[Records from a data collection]
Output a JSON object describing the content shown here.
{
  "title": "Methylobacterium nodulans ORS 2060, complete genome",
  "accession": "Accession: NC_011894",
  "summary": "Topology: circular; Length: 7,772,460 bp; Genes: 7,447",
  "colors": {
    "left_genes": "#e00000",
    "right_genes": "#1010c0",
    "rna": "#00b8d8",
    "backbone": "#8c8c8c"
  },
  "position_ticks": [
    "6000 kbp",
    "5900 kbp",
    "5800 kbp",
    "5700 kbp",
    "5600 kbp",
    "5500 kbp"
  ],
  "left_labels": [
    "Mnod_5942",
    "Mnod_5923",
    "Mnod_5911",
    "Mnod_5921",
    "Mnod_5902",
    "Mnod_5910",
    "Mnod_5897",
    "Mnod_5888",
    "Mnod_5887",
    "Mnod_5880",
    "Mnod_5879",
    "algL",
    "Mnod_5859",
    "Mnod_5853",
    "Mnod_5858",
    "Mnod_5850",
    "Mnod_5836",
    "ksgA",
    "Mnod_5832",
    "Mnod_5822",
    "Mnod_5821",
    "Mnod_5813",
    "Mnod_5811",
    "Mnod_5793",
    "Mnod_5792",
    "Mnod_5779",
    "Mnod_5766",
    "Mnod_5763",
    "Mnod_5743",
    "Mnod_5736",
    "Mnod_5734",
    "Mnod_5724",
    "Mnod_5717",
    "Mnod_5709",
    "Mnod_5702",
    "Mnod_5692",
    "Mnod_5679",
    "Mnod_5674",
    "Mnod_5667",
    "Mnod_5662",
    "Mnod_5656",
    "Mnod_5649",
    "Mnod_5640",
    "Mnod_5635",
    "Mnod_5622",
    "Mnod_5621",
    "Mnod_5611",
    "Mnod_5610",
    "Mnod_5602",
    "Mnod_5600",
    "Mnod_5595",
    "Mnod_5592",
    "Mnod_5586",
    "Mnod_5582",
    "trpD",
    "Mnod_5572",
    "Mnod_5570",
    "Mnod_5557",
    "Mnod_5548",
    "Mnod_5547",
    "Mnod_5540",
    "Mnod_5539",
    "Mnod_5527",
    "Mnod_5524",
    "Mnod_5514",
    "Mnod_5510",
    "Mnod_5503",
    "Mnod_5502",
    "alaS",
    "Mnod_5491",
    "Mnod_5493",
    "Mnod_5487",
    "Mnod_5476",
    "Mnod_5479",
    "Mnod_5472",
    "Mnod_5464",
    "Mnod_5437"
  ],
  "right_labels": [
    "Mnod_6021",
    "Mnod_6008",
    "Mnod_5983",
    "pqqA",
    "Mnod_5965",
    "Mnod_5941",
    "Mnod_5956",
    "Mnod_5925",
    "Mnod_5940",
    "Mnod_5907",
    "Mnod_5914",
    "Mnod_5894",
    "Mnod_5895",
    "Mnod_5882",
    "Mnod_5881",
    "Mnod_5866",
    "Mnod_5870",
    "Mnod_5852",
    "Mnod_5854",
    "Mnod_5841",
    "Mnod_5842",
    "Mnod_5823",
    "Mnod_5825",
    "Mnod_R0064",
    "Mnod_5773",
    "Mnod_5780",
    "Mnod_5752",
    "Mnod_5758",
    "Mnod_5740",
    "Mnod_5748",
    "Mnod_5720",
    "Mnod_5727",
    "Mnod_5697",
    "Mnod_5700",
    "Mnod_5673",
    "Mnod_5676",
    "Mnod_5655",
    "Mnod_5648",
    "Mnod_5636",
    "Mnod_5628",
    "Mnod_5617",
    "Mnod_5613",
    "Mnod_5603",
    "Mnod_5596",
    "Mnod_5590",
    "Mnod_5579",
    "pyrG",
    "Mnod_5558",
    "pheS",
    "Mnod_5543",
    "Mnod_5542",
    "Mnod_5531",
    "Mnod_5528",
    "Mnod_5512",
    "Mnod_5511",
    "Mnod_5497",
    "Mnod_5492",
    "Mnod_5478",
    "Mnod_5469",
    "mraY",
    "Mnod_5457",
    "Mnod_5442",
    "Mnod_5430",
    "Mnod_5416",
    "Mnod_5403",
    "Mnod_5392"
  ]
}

- _Task goal_
The full set of records above must be retyped exactly.

- _Response to this exercise_
Output a JSON object describing the content shown here.
{
  "title": "Methylobacterium nodulans ORS 2060, complete genome",
  "accession": "Accession: NC_011894",
  "summary": "Topology: circular; Length: 7,772,460 bp; Genes: 7,447",
  "colors": {
    "left_genes": "#e00000",
    "right_genes": "#1010c0",
    "rna": "#00b8d8",
    "backbone": "#8c8c8c"
  },
  "position_ticks": [
    "6000 kbp",
    "5900 kbp",
    "5800 kbp",
    "5700 kbp",
    "5600 kbp",
    "5500 kbp"
  ],
  "left_labels": [
    "Mnod_5942",
    "Mnod_5923",
    "Mnod_5911",
    "Mnod_5921",
    "Mnod_5902",
    "Mnod_5910",
    "Mnod_5897",
    "Mnod_5888",
    "Mnod_5887",
    "Mnod_5880",
    "Mnod_5879",
    "algL",
    "Mnod_5859",
    "Mnod_5853",
    "Mnod_5858",
    "Mnod_5850",
    "Mnod_5836",
    "ksgA",
    "Mnod_5832",
    "Mnod_5822",
    "Mnod_5821",
    "Mnod_5813",
    "Mnod_5811",
    "Mnod_5793",
    "Mnod_5792",
    "Mnod_5779",
    "Mnod_5766",
    "Mnod_5763",
    "Mnod_5743",
    "Mnod_5736",
    "Mnod_5734",
    "Mnod_5724",
    "Mnod_5717",
    "Mnod_5709",
    "Mnod_5702",
    "Mnod_5692",
    "Mnod_5679",
    "Mnod_5674",
    "Mnod_5667",
    "Mnod_5662",
    "Mnod_5656",
    "Mnod_5649",
    "Mnod_5640",
    "Mnod_5635",
    "Mnod_5622",
    "Mnod_5621",
    "Mnod_5611",
    "Mnod_5610",
    "Mnod_5602",
    "Mnod_5600",
    "Mnod_5595",
    "Mnod_5592",
    "Mnod_5586",
    "Mnod_5582",
    "trpD",
    "Mnod_5572",
    "Mnod_5570",
    "Mnod_5557",
    "Mnod_5548",
    "Mnod_5547",
    "Mnod_5540",
    "Mnod_5539",
    "Mnod_5527",
    "Mnod_5524",
    "Mnod_5514",
    "Mnod_5510",
    "Mnod_5503",
    "Mnod_5502",
    "alaS",
    "Mnod_5491",
    "Mnod_5493",
    "Mnod_5487",
    "Mnod_5476",
    "Mnod_5479",
    "Mnod_5472",
    "Mnod_5464",
    "Mnod_5437"
  ],
  "right_labels": [
    "Mnod_6021",
    "Mnod_6008",
    "Mnod_5983",
    "pqqA",
    "Mnod_5965",
    "Mnod_5941",
    "Mnod_5956",
    "Mnod_5925",
    "Mnod_5940",
    "Mnod_5907",
    "Mnod_5914",
    "Mnod_5894",
    "Mnod_5895",
    "Mnod_5882",
    "Mnod_5881",
    "Mnod_5866",
    "Mnod_5870",
    "Mnod_5852",
    "Mnod_5854",
    "Mnod_5841",
    "Mnod_5842",
    "Mnod_5823",
    "Mnod_5825",
    "Mnod_R0064",
    "Mnod_5773",
    "Mnod_5780",
    "Mnod_5752",
    "Mnod_5758",
    "Mnod_5740",
    "Mnod_5748",
    "Mnod_5720",
    "Mnod_5727",
    "Mnod_5697",
    "Mnod_5700",
    "Mnod_5673",
    "Mnod_5676",
    "Mnod_5655",
    "Mnod_5648",
    "Mnod_5636",
    "Mnod_5628",
    "Mnod_5617",
    "Mnod_5613",
    "Mnod_5603",
    "Mnod_5596",
    "Mnod_5590",
    "Mnod_5579",
    "pyrG",
    "Mnod_5558",
    "pheS",
    "Mnod_5543",
    "Mnod_5542",
    "Mnod_5531",
    "Mnod_5528",
    "Mnod_5512",
    "Mnod_5511",
    "Mnod_5497",
    "Mnod_5492",
    "Mnod_5478",
    "Mnod_5469",
    "mraY",
    "Mnod_5457",
    "Mnod_5442",
    "Mnod_5430",
    "Mnod_5416",
    "Mnod_5403",
    "Mnod_5392"
  ]
}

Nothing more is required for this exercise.